:: Set problem ::
Which lines include the word "image"? Copy each of them.

:: Raw records ::
··········
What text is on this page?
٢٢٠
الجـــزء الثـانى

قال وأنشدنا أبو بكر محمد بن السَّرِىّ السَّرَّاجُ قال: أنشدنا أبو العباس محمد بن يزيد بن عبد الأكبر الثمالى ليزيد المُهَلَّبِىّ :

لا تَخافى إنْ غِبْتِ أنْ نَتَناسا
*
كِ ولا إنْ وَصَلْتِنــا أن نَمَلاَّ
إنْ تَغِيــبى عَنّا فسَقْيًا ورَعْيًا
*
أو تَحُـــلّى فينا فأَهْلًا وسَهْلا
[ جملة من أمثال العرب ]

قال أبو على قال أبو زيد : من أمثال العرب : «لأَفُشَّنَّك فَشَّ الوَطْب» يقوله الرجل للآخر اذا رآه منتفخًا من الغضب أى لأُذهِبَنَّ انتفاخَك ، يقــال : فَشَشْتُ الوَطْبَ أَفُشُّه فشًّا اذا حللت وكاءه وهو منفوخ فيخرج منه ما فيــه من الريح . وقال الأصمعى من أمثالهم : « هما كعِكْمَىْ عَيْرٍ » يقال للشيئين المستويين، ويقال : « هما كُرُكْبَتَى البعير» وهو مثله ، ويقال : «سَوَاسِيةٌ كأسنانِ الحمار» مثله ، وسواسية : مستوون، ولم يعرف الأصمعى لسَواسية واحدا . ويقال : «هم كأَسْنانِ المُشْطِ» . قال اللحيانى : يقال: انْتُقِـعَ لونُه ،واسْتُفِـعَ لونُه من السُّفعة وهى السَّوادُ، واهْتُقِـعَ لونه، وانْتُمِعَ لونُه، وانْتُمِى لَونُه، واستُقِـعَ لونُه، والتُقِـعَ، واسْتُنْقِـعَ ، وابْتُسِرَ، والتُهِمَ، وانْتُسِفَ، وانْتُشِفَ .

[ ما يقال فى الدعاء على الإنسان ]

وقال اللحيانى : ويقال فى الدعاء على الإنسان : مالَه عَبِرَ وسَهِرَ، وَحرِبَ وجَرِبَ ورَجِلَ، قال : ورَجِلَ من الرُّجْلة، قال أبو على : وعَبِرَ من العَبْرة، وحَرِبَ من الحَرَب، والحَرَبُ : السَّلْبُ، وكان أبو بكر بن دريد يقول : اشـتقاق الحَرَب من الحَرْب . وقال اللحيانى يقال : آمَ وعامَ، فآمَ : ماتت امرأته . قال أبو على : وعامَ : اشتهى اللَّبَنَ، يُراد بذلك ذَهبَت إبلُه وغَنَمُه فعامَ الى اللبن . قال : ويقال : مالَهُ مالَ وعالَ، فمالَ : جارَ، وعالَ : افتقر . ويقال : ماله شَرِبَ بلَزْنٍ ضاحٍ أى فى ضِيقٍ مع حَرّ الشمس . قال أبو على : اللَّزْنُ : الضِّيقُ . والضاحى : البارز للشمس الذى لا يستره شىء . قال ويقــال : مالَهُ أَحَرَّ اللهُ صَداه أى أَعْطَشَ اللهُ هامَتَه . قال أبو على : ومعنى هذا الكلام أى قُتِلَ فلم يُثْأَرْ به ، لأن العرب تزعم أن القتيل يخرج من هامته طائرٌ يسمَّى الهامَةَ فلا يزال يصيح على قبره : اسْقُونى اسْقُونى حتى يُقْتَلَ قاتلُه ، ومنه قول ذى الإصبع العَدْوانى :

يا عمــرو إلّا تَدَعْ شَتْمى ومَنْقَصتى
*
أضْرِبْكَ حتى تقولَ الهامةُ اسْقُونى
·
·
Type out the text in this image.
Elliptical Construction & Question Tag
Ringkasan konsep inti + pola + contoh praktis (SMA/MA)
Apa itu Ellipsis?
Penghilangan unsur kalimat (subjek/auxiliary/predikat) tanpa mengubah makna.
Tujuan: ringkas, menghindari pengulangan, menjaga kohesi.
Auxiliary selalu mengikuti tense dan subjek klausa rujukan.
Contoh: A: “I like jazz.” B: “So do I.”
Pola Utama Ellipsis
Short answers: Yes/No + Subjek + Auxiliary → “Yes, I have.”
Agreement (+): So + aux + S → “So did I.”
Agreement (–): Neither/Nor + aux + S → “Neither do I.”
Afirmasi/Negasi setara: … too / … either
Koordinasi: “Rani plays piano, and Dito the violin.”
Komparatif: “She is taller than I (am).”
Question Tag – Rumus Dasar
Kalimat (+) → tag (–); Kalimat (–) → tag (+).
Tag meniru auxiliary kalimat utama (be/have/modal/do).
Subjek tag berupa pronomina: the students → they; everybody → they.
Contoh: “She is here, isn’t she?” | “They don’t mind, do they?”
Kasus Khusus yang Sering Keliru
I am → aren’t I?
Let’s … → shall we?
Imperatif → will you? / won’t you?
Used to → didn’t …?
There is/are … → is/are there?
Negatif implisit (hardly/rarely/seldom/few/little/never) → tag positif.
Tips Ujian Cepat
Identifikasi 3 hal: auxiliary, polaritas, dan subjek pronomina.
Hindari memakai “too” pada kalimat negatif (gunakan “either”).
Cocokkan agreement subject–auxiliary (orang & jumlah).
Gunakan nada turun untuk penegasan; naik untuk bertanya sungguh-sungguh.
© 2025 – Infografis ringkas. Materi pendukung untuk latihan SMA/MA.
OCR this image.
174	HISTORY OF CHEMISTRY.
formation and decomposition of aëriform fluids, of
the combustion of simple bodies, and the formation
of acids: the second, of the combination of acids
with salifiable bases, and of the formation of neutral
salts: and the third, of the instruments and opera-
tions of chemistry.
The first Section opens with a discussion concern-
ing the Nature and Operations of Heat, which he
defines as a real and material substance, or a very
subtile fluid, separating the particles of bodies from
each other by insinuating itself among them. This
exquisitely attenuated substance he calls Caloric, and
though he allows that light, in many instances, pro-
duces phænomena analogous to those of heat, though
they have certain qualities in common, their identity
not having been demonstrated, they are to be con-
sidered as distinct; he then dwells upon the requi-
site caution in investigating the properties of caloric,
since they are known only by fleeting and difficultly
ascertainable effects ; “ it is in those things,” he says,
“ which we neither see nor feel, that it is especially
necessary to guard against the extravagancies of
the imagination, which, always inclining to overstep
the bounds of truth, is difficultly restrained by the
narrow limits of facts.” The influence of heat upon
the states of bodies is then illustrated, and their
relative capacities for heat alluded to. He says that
··········
:: Final result ::
Type out the text in this image.
OCR this image.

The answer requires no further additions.